■ Set exercise: Count the lines in the material below that contain the string "taskbar", with case counting, and reply with only that number.

■ Excerpted records:

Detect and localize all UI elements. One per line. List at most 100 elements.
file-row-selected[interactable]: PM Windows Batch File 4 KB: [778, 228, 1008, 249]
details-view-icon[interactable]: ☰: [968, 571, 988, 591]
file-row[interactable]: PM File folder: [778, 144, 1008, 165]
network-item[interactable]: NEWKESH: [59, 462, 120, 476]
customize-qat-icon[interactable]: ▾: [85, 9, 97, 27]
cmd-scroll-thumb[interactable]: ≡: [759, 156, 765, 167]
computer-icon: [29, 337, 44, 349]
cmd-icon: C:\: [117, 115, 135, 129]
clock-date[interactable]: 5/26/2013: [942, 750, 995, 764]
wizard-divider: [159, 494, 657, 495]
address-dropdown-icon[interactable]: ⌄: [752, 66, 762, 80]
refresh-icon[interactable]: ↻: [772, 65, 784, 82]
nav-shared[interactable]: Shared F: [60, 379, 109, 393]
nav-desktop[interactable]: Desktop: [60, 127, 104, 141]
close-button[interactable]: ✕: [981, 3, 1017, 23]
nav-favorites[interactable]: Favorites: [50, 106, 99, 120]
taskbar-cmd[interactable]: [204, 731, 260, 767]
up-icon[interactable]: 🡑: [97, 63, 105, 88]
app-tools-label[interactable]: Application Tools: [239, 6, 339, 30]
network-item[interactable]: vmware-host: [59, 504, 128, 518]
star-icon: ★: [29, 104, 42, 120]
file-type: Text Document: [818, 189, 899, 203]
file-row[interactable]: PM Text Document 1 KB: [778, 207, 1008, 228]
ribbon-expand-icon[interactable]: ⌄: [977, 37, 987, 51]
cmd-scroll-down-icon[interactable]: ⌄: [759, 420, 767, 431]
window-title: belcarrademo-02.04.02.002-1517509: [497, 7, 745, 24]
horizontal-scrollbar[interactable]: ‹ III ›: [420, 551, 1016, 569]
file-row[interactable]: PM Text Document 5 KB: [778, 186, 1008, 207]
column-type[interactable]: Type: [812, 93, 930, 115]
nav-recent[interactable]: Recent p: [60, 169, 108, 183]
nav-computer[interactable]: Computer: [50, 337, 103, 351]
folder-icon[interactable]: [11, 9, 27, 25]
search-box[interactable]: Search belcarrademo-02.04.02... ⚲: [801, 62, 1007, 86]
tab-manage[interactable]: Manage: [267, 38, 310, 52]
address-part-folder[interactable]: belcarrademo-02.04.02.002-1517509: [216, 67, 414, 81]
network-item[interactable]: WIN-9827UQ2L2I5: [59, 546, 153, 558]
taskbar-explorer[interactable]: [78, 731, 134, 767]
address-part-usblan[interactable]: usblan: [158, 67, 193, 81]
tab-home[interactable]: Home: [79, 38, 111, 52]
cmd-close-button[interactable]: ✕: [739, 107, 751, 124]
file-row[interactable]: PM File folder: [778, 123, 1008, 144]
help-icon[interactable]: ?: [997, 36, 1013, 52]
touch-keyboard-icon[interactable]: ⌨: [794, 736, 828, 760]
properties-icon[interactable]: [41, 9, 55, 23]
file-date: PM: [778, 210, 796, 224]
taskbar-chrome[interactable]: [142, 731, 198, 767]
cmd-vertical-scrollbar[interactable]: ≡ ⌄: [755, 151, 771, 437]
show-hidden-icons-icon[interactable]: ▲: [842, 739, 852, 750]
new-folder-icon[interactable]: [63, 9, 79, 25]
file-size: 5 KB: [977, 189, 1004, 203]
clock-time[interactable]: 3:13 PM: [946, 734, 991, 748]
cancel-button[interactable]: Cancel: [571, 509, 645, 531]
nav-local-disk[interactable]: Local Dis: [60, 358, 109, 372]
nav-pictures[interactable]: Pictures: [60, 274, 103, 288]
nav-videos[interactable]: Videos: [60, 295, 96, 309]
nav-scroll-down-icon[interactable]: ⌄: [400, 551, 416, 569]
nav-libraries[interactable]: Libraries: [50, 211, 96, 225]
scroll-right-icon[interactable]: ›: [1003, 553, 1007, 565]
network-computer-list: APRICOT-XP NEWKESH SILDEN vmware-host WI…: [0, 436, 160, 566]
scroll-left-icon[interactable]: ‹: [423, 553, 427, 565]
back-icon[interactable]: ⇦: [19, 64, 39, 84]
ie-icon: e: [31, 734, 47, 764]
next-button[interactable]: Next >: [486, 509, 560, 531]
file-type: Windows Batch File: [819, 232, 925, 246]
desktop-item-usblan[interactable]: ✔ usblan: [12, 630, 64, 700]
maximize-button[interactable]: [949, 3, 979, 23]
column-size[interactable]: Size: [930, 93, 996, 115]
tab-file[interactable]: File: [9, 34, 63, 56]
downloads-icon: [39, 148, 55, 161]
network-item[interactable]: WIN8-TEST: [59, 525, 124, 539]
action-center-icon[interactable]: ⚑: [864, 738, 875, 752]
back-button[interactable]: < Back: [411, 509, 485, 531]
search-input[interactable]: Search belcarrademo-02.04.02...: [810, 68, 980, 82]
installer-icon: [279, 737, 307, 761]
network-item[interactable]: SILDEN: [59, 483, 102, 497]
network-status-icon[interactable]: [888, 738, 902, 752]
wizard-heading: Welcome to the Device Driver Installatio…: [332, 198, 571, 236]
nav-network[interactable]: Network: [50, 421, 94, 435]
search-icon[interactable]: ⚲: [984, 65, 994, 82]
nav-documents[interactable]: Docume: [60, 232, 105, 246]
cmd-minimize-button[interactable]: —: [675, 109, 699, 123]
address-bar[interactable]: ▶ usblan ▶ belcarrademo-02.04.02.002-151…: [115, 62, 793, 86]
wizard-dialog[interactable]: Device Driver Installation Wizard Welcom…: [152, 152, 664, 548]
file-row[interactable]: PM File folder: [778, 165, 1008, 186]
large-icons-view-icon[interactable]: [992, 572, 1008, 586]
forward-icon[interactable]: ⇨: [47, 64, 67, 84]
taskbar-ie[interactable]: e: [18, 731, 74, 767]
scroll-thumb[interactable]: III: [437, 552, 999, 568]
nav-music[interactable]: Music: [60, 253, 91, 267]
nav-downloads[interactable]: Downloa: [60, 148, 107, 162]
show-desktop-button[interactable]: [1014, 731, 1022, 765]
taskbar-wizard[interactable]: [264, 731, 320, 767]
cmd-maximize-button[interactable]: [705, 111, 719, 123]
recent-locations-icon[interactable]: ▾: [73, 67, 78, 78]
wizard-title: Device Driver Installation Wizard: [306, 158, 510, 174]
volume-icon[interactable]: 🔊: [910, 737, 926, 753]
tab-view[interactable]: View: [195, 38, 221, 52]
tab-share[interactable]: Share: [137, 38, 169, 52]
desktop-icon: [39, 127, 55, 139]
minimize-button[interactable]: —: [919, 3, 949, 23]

■ Solution to this problem: 5